_Job:_ Reproduce the lines below word for word, starting at the first line and ending after the line that contains "data-label-box — [597, 186, 650, 210]".

_Provided material:_

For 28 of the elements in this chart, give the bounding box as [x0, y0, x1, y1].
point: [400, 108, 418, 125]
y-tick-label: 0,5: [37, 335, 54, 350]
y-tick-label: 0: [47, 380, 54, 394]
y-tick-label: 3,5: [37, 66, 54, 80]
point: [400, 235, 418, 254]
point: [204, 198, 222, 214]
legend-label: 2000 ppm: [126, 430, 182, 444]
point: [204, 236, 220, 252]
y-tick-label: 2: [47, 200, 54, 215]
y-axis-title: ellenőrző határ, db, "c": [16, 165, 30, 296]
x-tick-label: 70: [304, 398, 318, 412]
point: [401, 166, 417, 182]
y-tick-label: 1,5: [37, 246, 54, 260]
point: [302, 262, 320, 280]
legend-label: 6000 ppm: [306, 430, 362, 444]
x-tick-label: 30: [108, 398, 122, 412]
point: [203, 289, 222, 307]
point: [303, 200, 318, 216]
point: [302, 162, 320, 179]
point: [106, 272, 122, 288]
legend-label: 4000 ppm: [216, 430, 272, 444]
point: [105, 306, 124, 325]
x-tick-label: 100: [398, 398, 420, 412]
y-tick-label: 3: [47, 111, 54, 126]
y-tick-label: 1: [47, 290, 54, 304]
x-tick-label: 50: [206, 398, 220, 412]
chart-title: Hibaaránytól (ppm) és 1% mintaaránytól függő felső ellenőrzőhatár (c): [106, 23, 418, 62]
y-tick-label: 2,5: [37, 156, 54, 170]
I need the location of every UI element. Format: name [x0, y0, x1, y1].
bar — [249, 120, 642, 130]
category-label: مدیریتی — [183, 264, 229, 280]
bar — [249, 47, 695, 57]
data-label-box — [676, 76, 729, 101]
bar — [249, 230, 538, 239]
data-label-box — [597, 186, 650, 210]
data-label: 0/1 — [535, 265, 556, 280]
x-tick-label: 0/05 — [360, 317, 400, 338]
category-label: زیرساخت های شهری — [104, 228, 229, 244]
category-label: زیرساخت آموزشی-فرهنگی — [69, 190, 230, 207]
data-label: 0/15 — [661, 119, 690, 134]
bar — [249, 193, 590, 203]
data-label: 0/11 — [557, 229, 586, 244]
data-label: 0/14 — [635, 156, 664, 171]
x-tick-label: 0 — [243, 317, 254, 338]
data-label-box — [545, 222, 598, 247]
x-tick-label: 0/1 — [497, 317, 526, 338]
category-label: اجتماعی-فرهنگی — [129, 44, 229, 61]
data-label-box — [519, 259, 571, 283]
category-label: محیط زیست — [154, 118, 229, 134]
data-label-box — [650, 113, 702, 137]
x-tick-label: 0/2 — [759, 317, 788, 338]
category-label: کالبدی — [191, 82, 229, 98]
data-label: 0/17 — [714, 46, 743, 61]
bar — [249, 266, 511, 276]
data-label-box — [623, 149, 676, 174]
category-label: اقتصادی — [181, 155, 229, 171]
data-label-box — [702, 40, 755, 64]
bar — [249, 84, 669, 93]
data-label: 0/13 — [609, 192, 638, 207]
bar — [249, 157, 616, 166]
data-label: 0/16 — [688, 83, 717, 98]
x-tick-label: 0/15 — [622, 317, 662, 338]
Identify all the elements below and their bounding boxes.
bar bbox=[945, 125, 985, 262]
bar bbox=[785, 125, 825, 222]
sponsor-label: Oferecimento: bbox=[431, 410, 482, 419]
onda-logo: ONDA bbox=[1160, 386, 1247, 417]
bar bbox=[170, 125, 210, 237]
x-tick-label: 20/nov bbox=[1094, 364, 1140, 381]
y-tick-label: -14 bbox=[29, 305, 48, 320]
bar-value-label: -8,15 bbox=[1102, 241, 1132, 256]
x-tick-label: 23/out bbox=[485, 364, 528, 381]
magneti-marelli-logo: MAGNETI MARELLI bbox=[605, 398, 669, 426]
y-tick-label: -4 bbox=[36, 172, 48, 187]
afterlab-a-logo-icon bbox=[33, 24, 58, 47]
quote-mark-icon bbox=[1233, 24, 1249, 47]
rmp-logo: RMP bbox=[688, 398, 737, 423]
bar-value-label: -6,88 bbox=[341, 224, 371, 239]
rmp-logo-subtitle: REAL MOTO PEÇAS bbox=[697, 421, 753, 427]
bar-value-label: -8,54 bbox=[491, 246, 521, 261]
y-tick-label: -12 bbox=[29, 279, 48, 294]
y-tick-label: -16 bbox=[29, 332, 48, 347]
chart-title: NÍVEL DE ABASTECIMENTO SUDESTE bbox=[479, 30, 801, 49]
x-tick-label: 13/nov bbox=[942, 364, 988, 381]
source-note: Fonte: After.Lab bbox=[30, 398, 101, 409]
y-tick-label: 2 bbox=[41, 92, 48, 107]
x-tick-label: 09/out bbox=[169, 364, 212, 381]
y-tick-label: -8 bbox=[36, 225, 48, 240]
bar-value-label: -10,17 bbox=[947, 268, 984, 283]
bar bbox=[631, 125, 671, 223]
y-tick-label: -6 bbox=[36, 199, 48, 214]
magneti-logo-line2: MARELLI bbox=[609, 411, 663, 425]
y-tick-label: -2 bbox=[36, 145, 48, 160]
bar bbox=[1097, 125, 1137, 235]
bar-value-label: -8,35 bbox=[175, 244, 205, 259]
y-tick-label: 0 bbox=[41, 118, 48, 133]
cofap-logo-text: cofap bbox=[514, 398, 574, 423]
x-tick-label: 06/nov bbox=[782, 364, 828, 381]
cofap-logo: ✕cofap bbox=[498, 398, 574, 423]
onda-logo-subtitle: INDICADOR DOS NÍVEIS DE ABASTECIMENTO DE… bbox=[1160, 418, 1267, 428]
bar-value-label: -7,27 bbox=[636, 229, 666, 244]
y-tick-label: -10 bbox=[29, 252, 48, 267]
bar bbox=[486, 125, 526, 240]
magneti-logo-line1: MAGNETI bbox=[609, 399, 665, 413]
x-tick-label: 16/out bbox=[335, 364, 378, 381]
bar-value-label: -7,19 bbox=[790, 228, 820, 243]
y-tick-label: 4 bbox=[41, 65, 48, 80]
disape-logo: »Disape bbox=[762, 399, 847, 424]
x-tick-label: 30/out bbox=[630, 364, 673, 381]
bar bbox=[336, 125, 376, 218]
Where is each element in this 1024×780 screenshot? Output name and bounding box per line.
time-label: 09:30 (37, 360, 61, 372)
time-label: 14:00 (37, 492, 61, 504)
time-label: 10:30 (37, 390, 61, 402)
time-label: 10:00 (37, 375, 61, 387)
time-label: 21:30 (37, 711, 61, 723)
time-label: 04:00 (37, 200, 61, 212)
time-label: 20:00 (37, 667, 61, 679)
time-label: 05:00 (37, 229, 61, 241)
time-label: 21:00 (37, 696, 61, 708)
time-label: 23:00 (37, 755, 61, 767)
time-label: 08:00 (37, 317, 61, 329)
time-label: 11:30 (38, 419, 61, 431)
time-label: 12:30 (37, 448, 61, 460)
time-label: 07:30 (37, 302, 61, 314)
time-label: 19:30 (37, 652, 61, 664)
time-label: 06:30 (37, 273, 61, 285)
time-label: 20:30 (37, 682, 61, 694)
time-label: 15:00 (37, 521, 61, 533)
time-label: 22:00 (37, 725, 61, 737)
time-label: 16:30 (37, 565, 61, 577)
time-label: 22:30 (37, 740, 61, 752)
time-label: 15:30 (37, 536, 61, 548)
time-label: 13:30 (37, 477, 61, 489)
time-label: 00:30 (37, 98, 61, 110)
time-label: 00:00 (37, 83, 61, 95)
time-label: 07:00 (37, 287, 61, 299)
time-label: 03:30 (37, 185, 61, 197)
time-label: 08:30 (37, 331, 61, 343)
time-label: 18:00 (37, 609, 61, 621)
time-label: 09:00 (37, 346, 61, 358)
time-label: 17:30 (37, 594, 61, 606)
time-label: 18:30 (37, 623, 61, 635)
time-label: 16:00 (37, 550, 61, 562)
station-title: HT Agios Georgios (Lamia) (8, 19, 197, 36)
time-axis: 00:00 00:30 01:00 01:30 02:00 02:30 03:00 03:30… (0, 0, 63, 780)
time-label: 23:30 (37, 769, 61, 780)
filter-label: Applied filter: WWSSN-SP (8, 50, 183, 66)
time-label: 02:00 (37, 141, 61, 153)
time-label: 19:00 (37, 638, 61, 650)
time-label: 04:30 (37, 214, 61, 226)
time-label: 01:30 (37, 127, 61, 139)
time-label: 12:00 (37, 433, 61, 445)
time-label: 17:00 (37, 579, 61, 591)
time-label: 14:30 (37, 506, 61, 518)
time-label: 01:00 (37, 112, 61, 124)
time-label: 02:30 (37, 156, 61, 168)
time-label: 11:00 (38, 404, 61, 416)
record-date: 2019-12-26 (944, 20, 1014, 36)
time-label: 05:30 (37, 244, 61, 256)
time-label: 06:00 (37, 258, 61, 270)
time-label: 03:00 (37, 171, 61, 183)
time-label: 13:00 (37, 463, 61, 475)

_Answer below:_
For 28 of the elements in this chart, give the bounding box as [x0, y0, x1, y1].
point: [400, 108, 418, 125]
y-tick-label: 0,5: [37, 335, 54, 350]
y-tick-label: 0: [47, 380, 54, 394]
y-tick-label: 3,5: [37, 66, 54, 80]
point: [400, 235, 418, 254]
point: [204, 198, 222, 214]
legend-label: 2000 ppm: [126, 430, 182, 444]
point: [204, 236, 220, 252]
y-tick-label: 2: [47, 200, 54, 215]
y-axis-title: ellenőrző határ, db, "c": [16, 165, 30, 296]
x-tick-label: 70: [304, 398, 318, 412]
point: [401, 166, 417, 182]
y-tick-label: 1,5: [37, 246, 54, 260]
point: [302, 262, 320, 280]
legend-label: 6000 ppm: [306, 430, 362, 444]
x-tick-label: 30: [108, 398, 122, 412]
point: [203, 289, 222, 307]
point: [303, 200, 318, 216]
point: [302, 162, 320, 179]
point: [106, 272, 122, 288]
legend-label: 4000 ppm: [216, 430, 272, 444]
point: [105, 306, 124, 325]
x-tick-label: 100: [398, 398, 420, 412]
y-tick-label: 3: [47, 111, 54, 126]
y-tick-label: 1: [47, 290, 54, 304]
x-tick-label: 50: [206, 398, 220, 412]
chart-title: Hibaaránytól (ppm) és 1% mintaaránytól függő felső ellenőrzőhatár (c): [106, 23, 418, 62]
y-tick-label: 2,5: [37, 156, 54, 170]
I need the location of every UI element. Format: name [x0, y0, x1, y1].
bar — [249, 120, 642, 130]
category-label: مدیریتی — [183, 264, 229, 280]
bar — [249, 47, 695, 57]
data-label-box — [676, 76, 729, 101]
bar — [249, 230, 538, 239]
data-label-box — [597, 186, 650, 210]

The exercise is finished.